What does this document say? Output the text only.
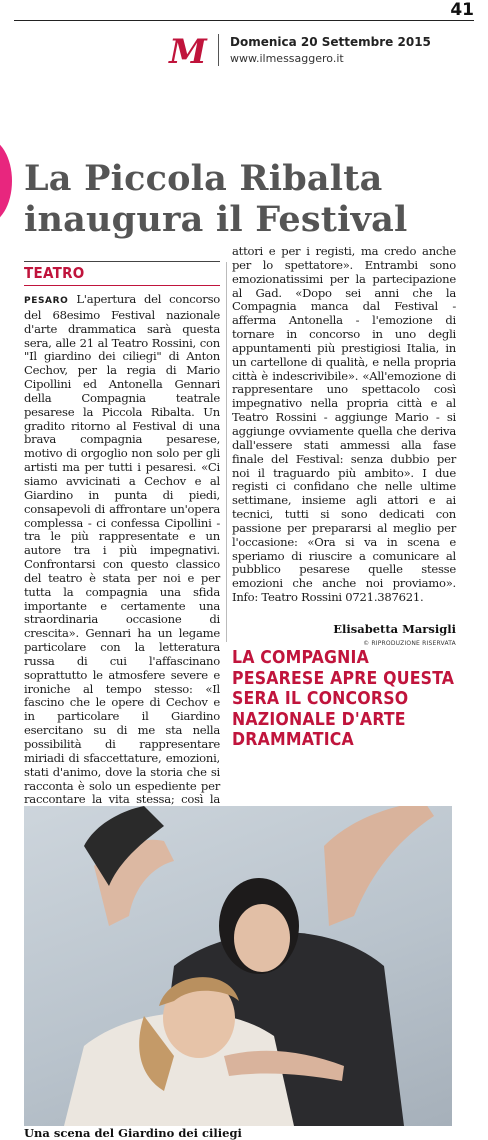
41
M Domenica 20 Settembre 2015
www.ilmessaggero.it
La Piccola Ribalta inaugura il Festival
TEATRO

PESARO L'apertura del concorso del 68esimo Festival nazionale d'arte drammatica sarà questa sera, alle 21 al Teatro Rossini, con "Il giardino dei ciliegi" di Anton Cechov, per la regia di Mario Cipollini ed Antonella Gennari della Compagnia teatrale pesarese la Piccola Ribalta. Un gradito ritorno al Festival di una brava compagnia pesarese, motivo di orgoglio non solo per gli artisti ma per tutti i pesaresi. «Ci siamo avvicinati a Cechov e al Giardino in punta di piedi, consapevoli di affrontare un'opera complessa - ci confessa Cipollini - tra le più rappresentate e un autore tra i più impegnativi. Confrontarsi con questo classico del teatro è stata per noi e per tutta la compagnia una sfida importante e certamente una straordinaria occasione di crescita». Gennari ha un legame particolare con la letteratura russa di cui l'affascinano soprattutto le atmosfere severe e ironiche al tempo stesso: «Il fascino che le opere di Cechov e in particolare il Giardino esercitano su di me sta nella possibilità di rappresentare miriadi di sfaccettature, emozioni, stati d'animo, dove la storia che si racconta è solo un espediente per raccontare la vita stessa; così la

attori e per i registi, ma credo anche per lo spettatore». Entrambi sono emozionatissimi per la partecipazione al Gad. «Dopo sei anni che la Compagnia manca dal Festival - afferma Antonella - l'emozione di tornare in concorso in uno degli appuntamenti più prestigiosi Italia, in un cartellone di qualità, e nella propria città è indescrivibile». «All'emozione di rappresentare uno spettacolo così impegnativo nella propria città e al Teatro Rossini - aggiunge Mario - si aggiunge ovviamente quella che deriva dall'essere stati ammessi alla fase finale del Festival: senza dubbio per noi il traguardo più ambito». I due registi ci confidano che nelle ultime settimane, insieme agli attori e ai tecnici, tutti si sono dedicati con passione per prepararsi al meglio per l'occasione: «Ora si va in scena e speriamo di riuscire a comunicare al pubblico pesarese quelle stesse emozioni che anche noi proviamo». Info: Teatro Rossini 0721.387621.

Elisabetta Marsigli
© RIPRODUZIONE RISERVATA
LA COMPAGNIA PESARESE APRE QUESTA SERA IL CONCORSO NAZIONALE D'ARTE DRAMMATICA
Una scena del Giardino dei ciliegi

---

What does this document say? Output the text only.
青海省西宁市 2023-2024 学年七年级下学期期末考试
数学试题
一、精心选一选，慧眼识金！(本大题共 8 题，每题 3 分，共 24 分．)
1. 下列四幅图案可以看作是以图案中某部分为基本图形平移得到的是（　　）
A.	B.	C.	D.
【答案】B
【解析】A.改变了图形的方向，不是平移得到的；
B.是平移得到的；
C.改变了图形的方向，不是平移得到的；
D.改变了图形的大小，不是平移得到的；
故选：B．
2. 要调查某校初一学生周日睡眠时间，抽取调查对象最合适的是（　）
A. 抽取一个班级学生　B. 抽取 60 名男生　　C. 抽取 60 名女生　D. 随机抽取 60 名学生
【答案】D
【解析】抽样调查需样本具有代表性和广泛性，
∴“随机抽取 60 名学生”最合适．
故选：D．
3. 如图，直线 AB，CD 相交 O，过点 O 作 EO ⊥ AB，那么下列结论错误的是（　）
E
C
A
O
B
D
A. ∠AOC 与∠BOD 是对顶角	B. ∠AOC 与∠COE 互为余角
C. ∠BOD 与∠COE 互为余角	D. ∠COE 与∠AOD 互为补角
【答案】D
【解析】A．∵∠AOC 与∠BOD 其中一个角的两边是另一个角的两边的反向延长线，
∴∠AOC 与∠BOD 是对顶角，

---

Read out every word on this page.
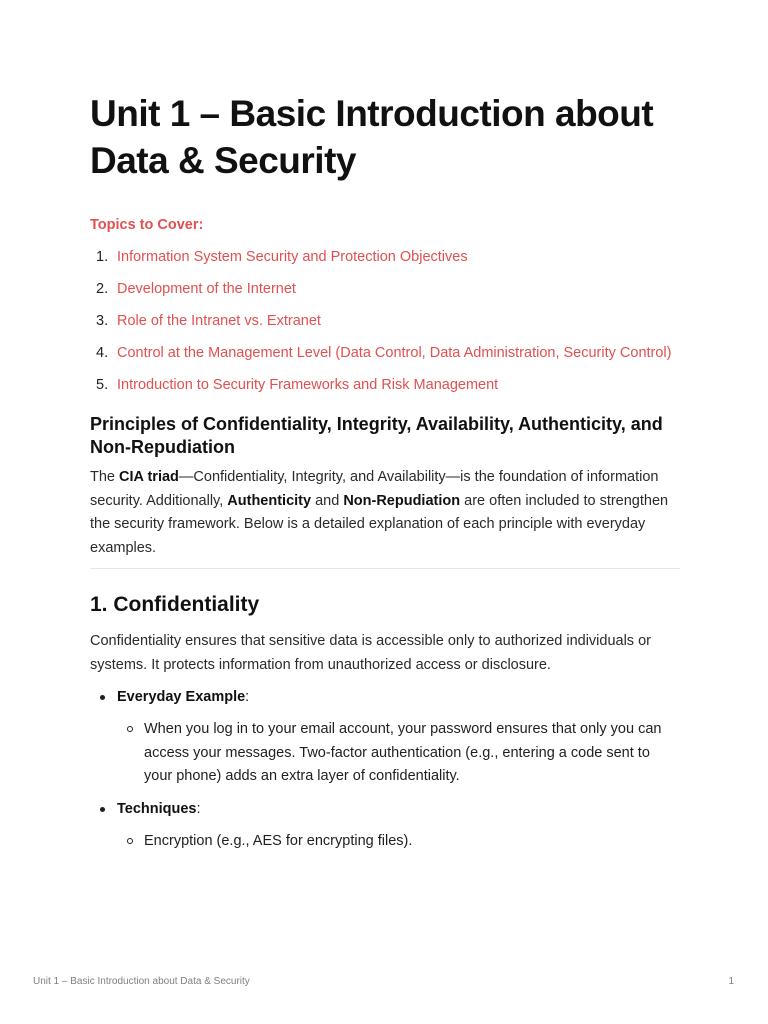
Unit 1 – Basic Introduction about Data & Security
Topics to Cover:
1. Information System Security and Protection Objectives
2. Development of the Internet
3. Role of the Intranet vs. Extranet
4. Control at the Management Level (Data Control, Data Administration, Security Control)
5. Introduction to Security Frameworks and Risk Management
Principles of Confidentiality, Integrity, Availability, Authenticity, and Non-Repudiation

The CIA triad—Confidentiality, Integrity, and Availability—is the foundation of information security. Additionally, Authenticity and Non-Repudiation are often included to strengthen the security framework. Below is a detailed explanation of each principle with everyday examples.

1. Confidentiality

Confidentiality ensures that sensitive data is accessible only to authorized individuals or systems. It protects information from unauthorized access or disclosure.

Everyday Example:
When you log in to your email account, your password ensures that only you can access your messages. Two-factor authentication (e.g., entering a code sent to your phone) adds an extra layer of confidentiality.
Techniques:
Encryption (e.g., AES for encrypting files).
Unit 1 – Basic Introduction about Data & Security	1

THE EXERCISE —
Scan the records above, count the lines with "that" in them, and give only the number.

FINAL RESULT —
2